**Recorded information:**
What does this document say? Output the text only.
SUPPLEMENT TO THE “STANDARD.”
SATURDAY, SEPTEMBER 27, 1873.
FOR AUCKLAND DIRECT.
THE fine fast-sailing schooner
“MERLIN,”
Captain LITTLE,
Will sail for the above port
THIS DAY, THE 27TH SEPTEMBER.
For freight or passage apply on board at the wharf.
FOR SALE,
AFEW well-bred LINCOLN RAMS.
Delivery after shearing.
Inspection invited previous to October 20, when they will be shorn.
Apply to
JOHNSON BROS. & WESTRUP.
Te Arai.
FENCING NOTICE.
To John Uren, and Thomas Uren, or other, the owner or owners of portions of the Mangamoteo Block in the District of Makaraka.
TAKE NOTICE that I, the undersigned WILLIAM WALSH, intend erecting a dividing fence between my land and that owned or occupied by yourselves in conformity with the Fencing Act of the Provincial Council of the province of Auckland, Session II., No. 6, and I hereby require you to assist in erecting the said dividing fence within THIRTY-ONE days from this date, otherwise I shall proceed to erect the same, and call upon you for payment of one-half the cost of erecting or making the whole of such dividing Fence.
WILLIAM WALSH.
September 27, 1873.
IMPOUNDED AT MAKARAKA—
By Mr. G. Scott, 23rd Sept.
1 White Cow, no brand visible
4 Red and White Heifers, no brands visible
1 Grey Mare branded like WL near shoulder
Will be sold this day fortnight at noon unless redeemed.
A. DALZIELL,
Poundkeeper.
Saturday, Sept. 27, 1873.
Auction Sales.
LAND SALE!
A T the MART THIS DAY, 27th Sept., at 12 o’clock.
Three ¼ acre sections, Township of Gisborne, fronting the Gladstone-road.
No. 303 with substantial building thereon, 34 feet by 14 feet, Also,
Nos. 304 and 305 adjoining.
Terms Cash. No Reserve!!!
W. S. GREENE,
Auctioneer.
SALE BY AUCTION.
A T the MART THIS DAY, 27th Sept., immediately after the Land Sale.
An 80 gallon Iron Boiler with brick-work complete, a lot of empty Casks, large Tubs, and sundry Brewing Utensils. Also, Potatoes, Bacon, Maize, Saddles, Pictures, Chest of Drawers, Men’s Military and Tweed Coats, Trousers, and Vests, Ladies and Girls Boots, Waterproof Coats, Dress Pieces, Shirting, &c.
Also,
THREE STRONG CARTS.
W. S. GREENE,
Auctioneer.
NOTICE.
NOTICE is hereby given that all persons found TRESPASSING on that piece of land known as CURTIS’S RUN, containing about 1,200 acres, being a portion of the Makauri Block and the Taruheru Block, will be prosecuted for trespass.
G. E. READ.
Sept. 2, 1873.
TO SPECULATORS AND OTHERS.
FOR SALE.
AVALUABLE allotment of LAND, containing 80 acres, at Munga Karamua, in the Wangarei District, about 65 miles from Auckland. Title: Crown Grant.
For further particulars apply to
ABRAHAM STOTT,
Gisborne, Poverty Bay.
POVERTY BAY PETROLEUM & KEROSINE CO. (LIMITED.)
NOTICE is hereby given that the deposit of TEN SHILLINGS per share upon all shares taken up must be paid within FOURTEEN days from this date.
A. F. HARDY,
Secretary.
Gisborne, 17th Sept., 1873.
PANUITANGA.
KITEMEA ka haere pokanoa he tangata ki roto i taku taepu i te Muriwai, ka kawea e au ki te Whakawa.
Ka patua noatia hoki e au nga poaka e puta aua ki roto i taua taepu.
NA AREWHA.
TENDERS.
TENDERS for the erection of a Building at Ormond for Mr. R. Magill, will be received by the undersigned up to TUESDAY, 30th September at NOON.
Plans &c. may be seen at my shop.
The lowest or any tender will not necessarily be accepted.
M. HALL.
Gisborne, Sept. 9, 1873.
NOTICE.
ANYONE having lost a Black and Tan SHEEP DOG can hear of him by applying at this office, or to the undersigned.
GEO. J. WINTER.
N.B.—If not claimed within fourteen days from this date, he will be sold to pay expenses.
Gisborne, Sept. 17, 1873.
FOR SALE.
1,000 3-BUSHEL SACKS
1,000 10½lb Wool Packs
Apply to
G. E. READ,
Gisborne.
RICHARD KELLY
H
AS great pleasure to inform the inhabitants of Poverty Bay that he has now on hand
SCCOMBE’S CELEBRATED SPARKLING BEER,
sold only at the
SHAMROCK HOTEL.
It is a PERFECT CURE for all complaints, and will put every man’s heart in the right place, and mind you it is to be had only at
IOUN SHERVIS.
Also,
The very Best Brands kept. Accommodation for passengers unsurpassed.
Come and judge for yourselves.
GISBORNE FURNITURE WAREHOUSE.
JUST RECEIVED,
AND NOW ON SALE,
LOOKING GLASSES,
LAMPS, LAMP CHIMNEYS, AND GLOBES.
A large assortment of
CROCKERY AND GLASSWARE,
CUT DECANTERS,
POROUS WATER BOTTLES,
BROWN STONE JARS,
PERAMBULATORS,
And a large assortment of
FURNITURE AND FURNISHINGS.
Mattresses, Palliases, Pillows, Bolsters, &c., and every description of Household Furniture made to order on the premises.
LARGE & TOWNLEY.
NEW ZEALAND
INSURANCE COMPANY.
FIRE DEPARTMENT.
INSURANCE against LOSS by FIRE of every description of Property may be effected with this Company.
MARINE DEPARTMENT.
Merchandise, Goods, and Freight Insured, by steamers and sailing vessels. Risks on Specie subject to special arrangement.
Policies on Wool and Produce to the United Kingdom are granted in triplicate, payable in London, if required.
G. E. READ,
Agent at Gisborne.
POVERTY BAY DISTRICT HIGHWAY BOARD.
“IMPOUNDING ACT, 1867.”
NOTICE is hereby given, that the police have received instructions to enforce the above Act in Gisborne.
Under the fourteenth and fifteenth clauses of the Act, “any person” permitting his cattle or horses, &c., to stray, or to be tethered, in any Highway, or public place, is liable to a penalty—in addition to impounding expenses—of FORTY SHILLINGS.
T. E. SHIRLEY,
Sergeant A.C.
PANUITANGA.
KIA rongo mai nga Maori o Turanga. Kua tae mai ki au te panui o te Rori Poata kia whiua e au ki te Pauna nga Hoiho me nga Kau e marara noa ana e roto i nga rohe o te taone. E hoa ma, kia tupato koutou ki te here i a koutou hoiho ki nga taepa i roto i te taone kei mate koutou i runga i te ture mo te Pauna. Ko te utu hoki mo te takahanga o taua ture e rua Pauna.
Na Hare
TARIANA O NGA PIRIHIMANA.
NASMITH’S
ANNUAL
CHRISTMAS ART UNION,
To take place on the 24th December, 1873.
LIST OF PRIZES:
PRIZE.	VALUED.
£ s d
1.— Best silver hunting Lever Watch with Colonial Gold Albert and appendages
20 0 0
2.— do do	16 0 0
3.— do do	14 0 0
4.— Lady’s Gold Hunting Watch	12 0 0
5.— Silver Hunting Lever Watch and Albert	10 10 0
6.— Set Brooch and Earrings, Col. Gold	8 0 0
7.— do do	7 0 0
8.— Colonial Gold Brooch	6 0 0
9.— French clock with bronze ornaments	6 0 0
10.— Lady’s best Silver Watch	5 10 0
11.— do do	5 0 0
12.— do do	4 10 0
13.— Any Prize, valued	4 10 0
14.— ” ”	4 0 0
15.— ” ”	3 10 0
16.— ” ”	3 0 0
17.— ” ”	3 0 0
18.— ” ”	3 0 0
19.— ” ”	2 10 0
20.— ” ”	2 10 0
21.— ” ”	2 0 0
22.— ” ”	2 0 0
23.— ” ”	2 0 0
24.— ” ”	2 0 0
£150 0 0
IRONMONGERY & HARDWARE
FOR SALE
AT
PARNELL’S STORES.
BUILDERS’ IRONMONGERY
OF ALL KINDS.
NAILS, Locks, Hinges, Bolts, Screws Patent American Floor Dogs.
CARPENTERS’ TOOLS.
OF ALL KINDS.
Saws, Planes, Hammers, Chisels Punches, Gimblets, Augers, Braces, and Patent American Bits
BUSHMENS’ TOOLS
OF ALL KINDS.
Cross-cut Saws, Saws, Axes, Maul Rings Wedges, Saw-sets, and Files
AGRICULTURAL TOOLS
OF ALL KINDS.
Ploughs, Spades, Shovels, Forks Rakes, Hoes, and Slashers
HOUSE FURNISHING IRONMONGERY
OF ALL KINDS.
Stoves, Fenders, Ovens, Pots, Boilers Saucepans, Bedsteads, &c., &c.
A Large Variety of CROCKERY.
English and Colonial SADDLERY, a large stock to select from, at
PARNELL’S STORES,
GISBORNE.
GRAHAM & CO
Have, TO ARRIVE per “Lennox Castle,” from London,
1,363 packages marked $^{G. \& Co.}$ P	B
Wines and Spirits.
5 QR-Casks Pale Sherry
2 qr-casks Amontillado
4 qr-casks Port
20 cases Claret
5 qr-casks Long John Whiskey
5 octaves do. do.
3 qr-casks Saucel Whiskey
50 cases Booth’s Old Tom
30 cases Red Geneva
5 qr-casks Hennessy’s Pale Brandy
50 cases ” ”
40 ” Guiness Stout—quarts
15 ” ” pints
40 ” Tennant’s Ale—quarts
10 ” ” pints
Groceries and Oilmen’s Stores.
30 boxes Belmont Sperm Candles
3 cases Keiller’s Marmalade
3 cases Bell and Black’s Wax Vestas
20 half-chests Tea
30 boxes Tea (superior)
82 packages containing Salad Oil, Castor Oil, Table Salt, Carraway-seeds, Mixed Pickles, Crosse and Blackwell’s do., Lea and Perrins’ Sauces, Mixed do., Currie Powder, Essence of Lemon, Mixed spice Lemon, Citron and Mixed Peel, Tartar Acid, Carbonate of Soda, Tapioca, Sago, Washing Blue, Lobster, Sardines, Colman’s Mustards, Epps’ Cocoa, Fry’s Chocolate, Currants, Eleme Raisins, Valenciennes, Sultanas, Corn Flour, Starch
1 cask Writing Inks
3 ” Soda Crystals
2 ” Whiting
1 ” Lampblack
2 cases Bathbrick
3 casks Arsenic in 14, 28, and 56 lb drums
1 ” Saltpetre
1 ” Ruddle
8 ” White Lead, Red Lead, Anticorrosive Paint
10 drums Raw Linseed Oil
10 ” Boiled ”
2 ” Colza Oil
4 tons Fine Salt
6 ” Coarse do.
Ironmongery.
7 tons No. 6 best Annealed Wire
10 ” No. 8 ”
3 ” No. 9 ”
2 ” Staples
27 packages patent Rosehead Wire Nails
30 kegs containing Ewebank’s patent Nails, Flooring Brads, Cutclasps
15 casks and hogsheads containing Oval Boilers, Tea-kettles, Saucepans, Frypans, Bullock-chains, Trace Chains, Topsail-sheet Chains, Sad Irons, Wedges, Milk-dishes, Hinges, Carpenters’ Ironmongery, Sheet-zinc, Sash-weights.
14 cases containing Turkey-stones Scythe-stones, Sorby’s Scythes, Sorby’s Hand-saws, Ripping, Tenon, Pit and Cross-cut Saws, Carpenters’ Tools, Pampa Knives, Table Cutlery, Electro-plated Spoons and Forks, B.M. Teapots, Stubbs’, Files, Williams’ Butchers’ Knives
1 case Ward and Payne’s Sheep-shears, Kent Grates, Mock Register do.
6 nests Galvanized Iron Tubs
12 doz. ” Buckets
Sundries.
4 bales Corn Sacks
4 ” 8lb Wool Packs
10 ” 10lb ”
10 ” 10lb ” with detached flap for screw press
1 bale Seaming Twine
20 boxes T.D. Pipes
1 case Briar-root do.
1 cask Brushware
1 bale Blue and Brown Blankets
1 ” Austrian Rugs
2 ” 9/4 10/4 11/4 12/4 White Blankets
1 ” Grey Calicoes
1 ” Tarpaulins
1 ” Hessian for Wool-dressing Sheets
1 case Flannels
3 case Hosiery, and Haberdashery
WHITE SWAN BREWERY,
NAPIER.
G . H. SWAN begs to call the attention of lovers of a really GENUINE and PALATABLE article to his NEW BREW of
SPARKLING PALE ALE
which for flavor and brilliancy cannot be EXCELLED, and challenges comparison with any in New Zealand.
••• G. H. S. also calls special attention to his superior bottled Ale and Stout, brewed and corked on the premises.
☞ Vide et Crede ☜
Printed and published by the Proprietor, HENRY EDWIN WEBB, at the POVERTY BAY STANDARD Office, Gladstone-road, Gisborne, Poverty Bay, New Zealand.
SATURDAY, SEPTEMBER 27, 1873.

**Task to carry out:**
Extract all lines that hold the word "boxes".

**Task answer:**
30 boxes Belmont Sperm Candles
30 boxes Tea (superior)
20 boxes T.D. Pipes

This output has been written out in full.